## Start

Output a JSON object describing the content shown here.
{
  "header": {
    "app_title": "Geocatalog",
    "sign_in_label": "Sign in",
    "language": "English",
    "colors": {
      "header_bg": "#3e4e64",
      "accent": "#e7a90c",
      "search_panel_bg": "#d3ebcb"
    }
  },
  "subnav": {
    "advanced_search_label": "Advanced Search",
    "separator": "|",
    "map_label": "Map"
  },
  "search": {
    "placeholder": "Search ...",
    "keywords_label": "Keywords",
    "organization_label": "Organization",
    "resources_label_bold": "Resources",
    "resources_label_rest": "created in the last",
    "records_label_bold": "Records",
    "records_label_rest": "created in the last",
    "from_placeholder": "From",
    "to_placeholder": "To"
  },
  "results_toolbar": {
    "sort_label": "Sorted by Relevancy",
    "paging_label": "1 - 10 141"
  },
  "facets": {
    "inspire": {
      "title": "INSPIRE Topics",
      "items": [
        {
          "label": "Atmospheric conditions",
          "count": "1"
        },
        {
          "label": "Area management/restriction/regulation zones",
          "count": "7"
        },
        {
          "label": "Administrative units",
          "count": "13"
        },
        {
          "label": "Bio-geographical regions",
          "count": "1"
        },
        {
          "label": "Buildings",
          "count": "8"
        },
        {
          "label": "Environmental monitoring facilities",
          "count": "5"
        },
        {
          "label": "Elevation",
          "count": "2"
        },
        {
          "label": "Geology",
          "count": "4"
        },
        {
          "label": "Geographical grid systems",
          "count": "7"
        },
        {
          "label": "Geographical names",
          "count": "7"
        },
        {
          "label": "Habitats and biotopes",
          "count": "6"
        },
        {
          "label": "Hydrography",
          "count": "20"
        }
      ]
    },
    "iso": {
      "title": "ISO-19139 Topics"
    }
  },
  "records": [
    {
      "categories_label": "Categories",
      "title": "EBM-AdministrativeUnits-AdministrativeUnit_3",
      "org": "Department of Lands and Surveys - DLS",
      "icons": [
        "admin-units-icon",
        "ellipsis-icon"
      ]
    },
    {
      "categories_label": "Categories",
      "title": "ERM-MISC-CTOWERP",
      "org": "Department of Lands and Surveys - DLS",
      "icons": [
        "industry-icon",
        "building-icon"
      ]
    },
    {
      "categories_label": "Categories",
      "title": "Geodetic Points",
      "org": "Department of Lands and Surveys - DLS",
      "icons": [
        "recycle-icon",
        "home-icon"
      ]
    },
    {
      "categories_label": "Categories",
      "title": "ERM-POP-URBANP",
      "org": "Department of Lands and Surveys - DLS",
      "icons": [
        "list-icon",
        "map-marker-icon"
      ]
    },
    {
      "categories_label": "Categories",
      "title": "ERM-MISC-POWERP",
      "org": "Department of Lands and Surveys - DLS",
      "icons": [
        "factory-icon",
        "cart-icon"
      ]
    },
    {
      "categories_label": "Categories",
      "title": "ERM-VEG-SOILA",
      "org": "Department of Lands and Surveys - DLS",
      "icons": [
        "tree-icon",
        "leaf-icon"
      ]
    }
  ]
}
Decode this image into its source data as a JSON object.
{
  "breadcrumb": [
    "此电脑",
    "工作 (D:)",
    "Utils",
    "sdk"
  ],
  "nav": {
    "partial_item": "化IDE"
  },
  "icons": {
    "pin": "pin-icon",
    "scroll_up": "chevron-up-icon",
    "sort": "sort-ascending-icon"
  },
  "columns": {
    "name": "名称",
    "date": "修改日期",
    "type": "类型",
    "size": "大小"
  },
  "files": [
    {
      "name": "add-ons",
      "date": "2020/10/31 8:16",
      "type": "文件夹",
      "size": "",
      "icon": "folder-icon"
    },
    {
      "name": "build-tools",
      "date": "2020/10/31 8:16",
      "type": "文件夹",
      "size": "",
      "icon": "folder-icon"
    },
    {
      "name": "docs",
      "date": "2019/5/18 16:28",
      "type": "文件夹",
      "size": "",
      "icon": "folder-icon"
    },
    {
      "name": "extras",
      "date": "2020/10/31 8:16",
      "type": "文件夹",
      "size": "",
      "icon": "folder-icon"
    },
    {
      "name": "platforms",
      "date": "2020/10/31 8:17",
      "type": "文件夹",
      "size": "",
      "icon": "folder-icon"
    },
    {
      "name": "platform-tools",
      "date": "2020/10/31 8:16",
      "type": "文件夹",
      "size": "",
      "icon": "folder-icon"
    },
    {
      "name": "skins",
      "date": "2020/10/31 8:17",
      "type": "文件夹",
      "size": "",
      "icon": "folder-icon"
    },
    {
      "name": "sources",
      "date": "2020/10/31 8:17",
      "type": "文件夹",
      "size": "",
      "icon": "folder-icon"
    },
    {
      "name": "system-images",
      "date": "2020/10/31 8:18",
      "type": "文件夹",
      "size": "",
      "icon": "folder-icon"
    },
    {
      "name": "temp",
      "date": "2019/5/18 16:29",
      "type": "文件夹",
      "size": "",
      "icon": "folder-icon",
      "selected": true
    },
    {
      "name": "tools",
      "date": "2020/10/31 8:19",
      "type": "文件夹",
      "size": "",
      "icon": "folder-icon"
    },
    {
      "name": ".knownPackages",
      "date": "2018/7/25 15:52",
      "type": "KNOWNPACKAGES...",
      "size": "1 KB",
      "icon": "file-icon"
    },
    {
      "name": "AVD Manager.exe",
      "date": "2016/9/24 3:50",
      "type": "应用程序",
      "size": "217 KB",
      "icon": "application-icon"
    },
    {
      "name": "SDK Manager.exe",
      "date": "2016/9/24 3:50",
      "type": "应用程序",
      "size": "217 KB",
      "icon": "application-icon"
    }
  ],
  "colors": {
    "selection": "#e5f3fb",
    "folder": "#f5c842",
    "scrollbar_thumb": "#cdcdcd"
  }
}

## End

=== What you need to do ===
Print the records above exactly as they appear.

=== Written answer ===
Output a JSON object describing the content shown here.
{
  "header": {
    "app_title": "Geocatalog",
    "sign_in_label": "Sign in",
    "language": "English",
    "colors": {
      "header_bg": "#3e4e64",
      "accent": "#e7a90c",
      "search_panel_bg": "#d3ebcb"
    }
  },
  "subnav": {
    "advanced_search_label": "Advanced Search",
    "separator": "|",
    "map_label": "Map"
  },
  "search": {
    "placeholder": "Search ...",
    "keywords_label": "Keywords",
    "organization_label": "Organization",
    "resources_label_bold": "Resources",
    "resources_label_rest": "created in the last",
    "records_label_bold": "Records",
    "records_label_rest": "created in the last",
    "from_placeholder": "From",
    "to_placeholder": "To"
  },
  "results_toolbar": {
    "sort_label": "Sorted by Relevancy",
    "paging_label": "1 - 10 141"
  },
  "facets": {
    "inspire": {
      "title": "INSPIRE Topics",
      "items": [
        {
          "label": "Atmospheric conditions",
          "count": "1"
        },
        {
          "label": "Area management/restriction/regulation zones",
          "count": "7"
        },
        {
          "label": "Administrative units",
          "count": "13"
        },
        {
          "label": "Bio-geographical regions",
          "count": "1"
        },
        {
          "label": "Buildings",
          "count": "8"
        },
        {
          "label": "Environmental monitoring facilities",
          "count": "5"
        },
        {
          "label": "Elevation",
          "count": "2"
        },
        {
          "label": "Geology",
          "count": "4"
        },
        {
          "label": "Geographical grid systems",
          "count": "7"
        },
        {
          "label": "Geographical names",
          "count": "7"
        },
        {
          "label": "Habitats and biotopes",
          "count": "6"
        },
        {
          "label": "Hydrography",
          "count": "20"
        }
      ]
    },
    "iso": {
      "title": "ISO-19139 Topics"
    }
  },
  "records": [
    {
      "categories_label": "Categories",
      "title": "EBM-AdministrativeUnits-AdministrativeUnit_3",
      "org": "Department of Lands and Surveys - DLS",
      "icons": [
        "admin-units-icon",
        "ellipsis-icon"
      ]
    },
    {
      "categories_label": "Categories",
      "title": "ERM-MISC-CTOWERP",
      "org": "Department of Lands and Surveys - DLS",
      "icons": [
        "industry-icon",
        "building-icon"
      ]
    },
    {
      "categories_label": "Categories",
      "title": "Geodetic Points",
      "org": "Department of Lands and Surveys - DLS",
      "icons": [
        "recycle-icon",
        "home-icon"
      ]
    },
    {
      "categories_label": "Categories",
      "title": "ERM-POP-URBANP",
      "org": "Department of Lands and Surveys - DLS",
      "icons": [
        "list-icon",
        "map-marker-icon"
      ]
    },
    {
      "categories_label": "Categories",
      "title": "ERM-MISC-POWERP",
      "org": "Department of Lands and Surveys - DLS",
      "icons": [
        "factory-icon",
        "cart-icon"
      ]
    },
    {
      "categories_label": "Categories",
      "title": "ERM-VEG-SOILA",
      "org": "Department of Lands and Surveys - DLS",
      "icons": [
        "tree-icon",
        "leaf-icon"
      ]
    }
  ]
}
Decode this image into its source data as a JSON object.
{
  "breadcrumb": [
    "此电脑",
    "工作 (D:)",
    "Utils",
    "sdk"
  ],
  "nav": {
    "partial_item": "化IDE"
  },
  "icons": {
    "pin": "pin-icon",
    "scroll_up": "chevron-up-icon",
    "sort": "sort-ascending-icon"
  },
  "columns": {
    "name": "名称",
    "date": "修改日期",
    "type": "类型",
    "size": "大小"
  },
  "files": [
    {
      "name": "add-ons",
      "date": "2020/10/31 8:16",
      "type": "文件夹",
      "size": "",
      "icon": "folder-icon"
    },
    {
      "name": "build-tools",
      "date": "2020/10/31 8:16",
      "type": "文件夹",
      "size": "",
      "icon": "folder-icon"
    },
    {
      "name": "docs",
      "date": "2019/5/18 16:28",
      "type": "文件夹",
      "size": "",
      "icon": "folder-icon"
    },
    {
      "name": "extras",
      "date": "2020/10/31 8:16",
      "type": "文件夹",
      "size": "",
      "icon": "folder-icon"
    },
    {
      "name": "platforms",
      "date": "2020/10/31 8:17",
      "type": "文件夹",
      "size": "",
      "icon": "folder-icon"
    },
    {
      "name": "platform-tools",
      "date": "2020/10/31 8:16",
      "type": "文件夹",
      "size": "",
      "icon": "folder-icon"
    },
    {
      "name": "skins",
      "date": "2020/10/31 8:17",
      "type": "文件夹",
      "size": "",
      "icon": "folder-icon"
    },
    {
      "name": "sources",
      "date": "2020/10/31 8:17",
      "type": "文件夹",
      "size": "",
      "icon": "folder-icon"
    },
    {
      "name": "system-images",
      "date": "2020/10/31 8:18",
      "type": "文件夹",
      "size": "",
      "icon": "folder-icon"
    },
    {
      "name": "temp",
      "date": "2019/5/18 16:29",
      "type": "文件夹",
      "size": "",
      "icon": "folder-icon",
      "selected": true
    },
    {
      "name": "tools",
      "date": "2020/10/31 8:19",
      "type": "文件夹",
      "size": "",
      "icon": "folder-icon"
    },
    {
      "name": ".knownPackages",
      "date": "2018/7/25 15:52",
      "type": "KNOWNPACKAGES...",
      "size": "1 KB",
      "icon": "file-icon"
    },
    {
      "name": "AVD Manager.exe",
      "date": "2016/9/24 3:50",
      "type": "应用程序",
      "size": "217 KB",
      "icon": "application-icon"
    },
    {
      "name": "SDK Manager.exe",
      "date": "2016/9/24 3:50",
      "type": "应用程序",
      "size": "217 KB",
      "icon": "application-icon"
    }
  ],
  "colors": {
    "selection": "#e5f3fb",
    "folder": "#f5c842",
    "scrollbar_thumb": "#cdcdcd"
  }
}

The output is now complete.